**Objective**
Pull out from the material below all lines with "Cortex".

**Listing**
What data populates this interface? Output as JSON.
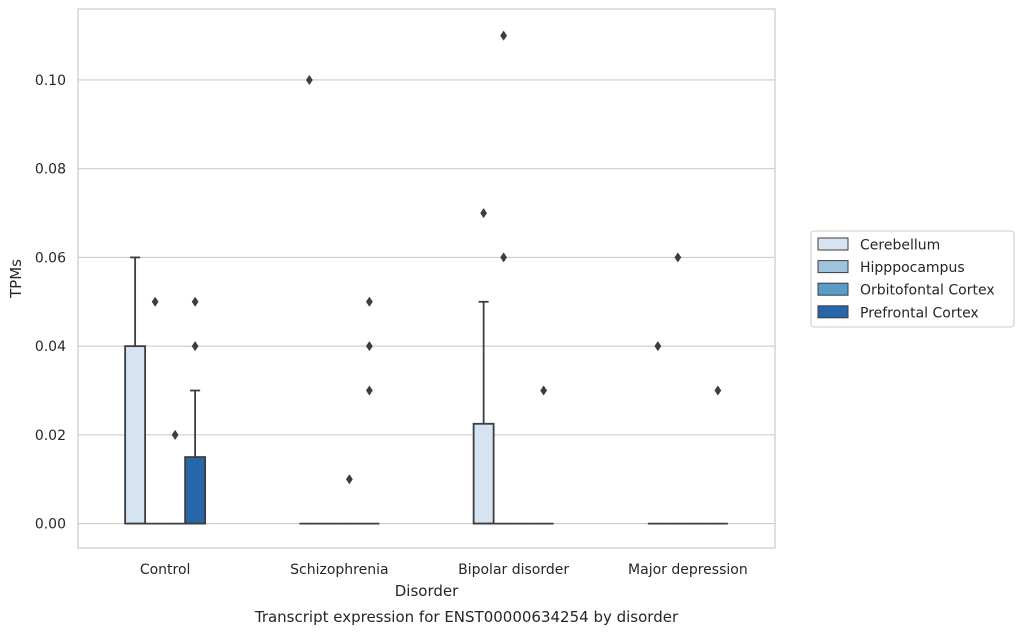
{
  "chart_data": {
    "type": "box",
    "title": "",
    "caption": "Transcript expression for ENST00000634254 by disorder",
    "xlabel": "Disorder",
    "ylabel": "TPMs",
    "ylim": [
      -0.0055,
      0.116
    ],
    "yticks": [
      "0.00",
      "0.02",
      "0.04",
      "0.06",
      "0.08",
      "0.10"
    ],
    "ytick_values": [
      0,
      0.02,
      0.04,
      0.06,
      0.08,
      0.1
    ],
    "grid": true,
    "legend_position": "right",
    "categories": [
      "Control",
      "Schizophrenia",
      "Bipolar disorder",
      "Major depression"
    ],
    "series": [
      {
        "name": "Cerebellum",
        "color": "#d6e4f1",
        "boxes": [
          {
            "q1": 0,
            "median": 0,
            "q3": 0.04,
            "whisker_low": 0,
            "whisker_high": 0.06,
            "outliers": []
          },
          {
            "q1": 0,
            "median": 0,
            "q3": 0,
            "whisker_low": 0,
            "whisker_high": 0,
            "outliers": [
              0.1
            ]
          },
          {
            "q1": 0,
            "median": 0,
            "q3": 0.0225,
            "whisker_low": 0,
            "whisker_high": 0.05,
            "outliers": [
              0.07
            ]
          },
          {
            "q1": 0,
            "median": 0,
            "q3": 0,
            "whisker_low": 0,
            "whisker_high": 0,
            "outliers": [
              0.04
            ]
          }
        ]
      },
      {
        "name": "Hipppocampus",
        "color": "#9ec3dd",
        "boxes": [
          {
            "q1": 0,
            "median": 0,
            "q3": 0,
            "whisker_low": 0,
            "whisker_high": 0,
            "outliers": [
              0.05
            ]
          },
          {
            "q1": 0,
            "median": 0,
            "q3": 0,
            "whisker_low": 0,
            "whisker_high": 0,
            "outliers": []
          },
          {
            "q1": 0,
            "median": 0,
            "q3": 0,
            "whisker_low": 0,
            "whisker_high": 0,
            "outliers": [
              0.11,
              0.06
            ]
          },
          {
            "q1": 0,
            "median": 0,
            "q3": 0,
            "whisker_low": 0,
            "whisker_high": 0,
            "outliers": [
              0.06
            ]
          }
        ]
      },
      {
        "name": "Orbitofontal Cortex",
        "color": "#5a9bc9",
        "boxes": [
          {
            "q1": 0,
            "median": 0,
            "q3": 0,
            "whisker_low": 0,
            "whisker_high": 0,
            "outliers": [
              0.02
            ]
          },
          {
            "q1": 0,
            "median": 0,
            "q3": 0,
            "whisker_low": 0,
            "whisker_high": 0,
            "outliers": [
              0.01
            ]
          },
          {
            "q1": 0,
            "median": 0,
            "q3": 0,
            "whisker_low": 0,
            "whisker_high": 0,
            "outliers": []
          },
          {
            "q1": 0,
            "median": 0,
            "q3": 0,
            "whisker_low": 0,
            "whisker_high": 0,
            "outliers": []
          }
        ]
      },
      {
        "name": "Prefrontal Cortex",
        "color": "#2767a9",
        "boxes": [
          {
            "q1": 0,
            "median": 0,
            "q3": 0.015,
            "whisker_low": 0,
            "whisker_high": 0.03,
            "outliers": [
              0.05,
              0.04
            ]
          },
          {
            "q1": 0,
            "median": 0,
            "q3": 0,
            "whisker_low": 0,
            "whisker_high": 0,
            "outliers": [
              0.05,
              0.04,
              0.03
            ]
          },
          {
            "q1": 0,
            "median": 0,
            "q3": 0,
            "whisker_low": 0,
            "whisker_high": 0,
            "outliers": [
              0.03
            ]
          },
          {
            "q1": 0,
            "median": 0,
            "q3": 0,
            "whisker_low": 0,
            "whisker_high": 0,
            "outliers": [
              0.03
            ]
          }
        ]
      }
    ]
  }
}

**Problem solution**
        "name": "Orbitofontal Cortex",
        "name": "Prefrontal Cortex",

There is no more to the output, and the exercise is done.